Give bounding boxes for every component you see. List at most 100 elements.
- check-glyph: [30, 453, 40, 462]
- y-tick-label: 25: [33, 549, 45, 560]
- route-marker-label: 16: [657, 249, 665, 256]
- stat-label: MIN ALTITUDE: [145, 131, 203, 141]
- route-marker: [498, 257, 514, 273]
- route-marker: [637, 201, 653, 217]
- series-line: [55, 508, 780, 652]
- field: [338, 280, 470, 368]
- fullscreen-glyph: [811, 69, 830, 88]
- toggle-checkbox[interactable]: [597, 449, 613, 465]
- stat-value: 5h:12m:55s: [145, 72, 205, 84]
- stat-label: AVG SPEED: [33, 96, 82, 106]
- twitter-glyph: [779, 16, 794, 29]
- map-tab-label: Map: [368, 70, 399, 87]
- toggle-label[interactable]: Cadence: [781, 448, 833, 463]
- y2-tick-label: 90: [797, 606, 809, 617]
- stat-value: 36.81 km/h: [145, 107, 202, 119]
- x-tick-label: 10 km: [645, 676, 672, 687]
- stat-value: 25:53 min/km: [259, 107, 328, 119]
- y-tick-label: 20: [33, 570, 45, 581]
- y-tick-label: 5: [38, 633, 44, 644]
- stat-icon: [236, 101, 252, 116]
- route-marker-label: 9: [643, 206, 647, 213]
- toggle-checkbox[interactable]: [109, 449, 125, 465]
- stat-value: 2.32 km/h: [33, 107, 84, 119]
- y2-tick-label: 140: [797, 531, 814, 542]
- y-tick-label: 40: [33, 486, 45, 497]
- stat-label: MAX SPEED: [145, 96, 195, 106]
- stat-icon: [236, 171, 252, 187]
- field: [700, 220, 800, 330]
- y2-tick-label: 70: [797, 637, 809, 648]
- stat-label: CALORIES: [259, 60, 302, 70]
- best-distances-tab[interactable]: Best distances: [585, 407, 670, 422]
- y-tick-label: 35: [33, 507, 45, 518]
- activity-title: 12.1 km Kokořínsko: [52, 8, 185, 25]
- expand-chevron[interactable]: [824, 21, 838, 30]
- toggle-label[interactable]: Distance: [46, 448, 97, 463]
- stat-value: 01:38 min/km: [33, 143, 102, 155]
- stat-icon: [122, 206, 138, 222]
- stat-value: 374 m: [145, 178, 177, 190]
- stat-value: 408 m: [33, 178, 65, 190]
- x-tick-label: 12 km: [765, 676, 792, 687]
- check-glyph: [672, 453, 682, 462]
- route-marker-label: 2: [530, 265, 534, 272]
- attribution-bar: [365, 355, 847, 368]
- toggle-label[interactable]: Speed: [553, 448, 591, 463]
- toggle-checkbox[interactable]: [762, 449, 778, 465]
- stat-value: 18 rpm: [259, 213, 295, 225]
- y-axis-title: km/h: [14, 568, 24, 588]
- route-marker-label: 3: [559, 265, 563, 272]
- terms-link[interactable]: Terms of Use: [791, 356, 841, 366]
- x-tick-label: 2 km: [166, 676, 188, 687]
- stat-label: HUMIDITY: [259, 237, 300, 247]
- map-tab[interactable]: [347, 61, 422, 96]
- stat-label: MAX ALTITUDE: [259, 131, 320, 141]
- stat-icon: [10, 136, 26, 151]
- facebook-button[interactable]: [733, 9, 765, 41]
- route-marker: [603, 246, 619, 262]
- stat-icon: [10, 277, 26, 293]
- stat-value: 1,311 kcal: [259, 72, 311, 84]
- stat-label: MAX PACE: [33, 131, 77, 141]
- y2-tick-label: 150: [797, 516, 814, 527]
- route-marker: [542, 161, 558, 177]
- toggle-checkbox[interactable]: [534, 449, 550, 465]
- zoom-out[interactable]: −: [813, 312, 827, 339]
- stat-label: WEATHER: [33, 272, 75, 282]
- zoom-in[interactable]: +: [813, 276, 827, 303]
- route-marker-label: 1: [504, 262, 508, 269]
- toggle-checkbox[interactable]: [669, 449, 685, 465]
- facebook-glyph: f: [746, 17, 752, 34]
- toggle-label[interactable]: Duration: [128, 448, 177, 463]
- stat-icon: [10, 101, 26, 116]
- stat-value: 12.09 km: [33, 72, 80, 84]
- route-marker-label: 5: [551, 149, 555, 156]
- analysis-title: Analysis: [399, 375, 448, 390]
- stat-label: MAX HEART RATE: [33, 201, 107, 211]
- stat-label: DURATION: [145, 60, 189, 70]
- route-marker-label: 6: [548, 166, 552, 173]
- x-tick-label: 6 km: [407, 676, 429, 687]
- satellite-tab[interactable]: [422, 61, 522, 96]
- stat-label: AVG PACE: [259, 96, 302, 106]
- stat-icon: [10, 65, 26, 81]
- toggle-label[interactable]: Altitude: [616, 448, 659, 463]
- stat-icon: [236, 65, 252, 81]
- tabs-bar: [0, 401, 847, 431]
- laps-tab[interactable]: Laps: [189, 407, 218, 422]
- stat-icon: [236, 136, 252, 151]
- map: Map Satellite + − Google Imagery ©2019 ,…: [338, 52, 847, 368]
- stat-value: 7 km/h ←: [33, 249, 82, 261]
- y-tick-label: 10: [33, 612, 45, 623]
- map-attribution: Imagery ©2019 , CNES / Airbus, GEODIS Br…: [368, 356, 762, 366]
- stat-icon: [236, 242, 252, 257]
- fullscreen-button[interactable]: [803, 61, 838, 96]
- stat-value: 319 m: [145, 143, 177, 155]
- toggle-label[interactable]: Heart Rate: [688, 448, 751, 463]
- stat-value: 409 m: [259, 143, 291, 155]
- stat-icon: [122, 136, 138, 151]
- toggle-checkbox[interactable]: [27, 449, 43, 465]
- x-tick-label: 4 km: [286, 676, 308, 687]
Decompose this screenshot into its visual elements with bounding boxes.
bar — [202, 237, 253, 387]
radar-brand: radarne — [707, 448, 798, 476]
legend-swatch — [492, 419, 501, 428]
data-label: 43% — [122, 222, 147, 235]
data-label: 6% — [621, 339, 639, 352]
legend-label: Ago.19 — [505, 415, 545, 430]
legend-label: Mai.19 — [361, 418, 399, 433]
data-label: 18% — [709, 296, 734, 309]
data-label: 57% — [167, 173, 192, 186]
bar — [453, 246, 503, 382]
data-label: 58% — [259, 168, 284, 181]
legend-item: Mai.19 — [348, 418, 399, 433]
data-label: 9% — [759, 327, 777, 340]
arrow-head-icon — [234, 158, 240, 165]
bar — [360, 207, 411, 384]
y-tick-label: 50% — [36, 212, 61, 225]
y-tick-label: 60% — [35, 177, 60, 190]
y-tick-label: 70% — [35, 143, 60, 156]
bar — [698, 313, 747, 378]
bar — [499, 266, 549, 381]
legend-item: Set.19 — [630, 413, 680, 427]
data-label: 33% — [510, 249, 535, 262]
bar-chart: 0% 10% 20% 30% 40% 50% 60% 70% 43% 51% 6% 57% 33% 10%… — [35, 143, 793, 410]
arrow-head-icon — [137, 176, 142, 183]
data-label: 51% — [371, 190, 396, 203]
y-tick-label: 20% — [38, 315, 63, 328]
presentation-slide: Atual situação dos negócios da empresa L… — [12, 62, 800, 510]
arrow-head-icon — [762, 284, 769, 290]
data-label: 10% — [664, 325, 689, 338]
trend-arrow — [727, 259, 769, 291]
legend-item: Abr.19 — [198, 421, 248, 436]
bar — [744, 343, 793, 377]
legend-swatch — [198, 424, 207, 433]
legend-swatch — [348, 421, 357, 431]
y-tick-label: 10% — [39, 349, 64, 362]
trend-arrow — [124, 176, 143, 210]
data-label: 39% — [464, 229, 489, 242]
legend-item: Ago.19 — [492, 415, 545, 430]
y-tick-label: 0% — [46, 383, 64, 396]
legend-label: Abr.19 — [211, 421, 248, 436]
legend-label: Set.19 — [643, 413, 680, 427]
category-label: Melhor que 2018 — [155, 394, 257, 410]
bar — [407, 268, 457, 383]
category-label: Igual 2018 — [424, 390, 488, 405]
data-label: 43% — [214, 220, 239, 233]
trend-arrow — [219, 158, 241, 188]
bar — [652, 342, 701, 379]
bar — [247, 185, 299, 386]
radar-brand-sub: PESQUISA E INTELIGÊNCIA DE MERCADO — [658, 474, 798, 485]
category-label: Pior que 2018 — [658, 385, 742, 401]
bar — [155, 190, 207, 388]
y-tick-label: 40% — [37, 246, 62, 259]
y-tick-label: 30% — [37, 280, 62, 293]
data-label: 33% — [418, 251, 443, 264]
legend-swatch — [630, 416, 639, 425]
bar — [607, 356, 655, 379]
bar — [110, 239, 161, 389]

============================================================

Aim of the task
Rename "fullscreen-glyph" to "maximize-glyph" and give the lines again, from the first line up to and including the line with "- stat-value: 5h:12m:55s: [145, 72, 205, 84]". Change nothing else in them.

Task solution
Give bounding boxes for every component you see. List at most 100 elements.
- check-glyph: [30, 453, 40, 462]
- y-tick-label: 25: [33, 549, 45, 560]
- route-marker-label: 16: [657, 249, 665, 256]
- stat-label: MIN ALTITUDE: [145, 131, 203, 141]
- route-marker: [498, 257, 514, 273]
- route-marker: [637, 201, 653, 217]
- series-line: [55, 508, 780, 652]
- field: [338, 280, 470, 368]
- maximize-glyph: [811, 69, 830, 88]
- toggle-checkbox[interactable]: [597, 449, 613, 465]
- stat-value: 5h:12m:55s: [145, 72, 205, 84]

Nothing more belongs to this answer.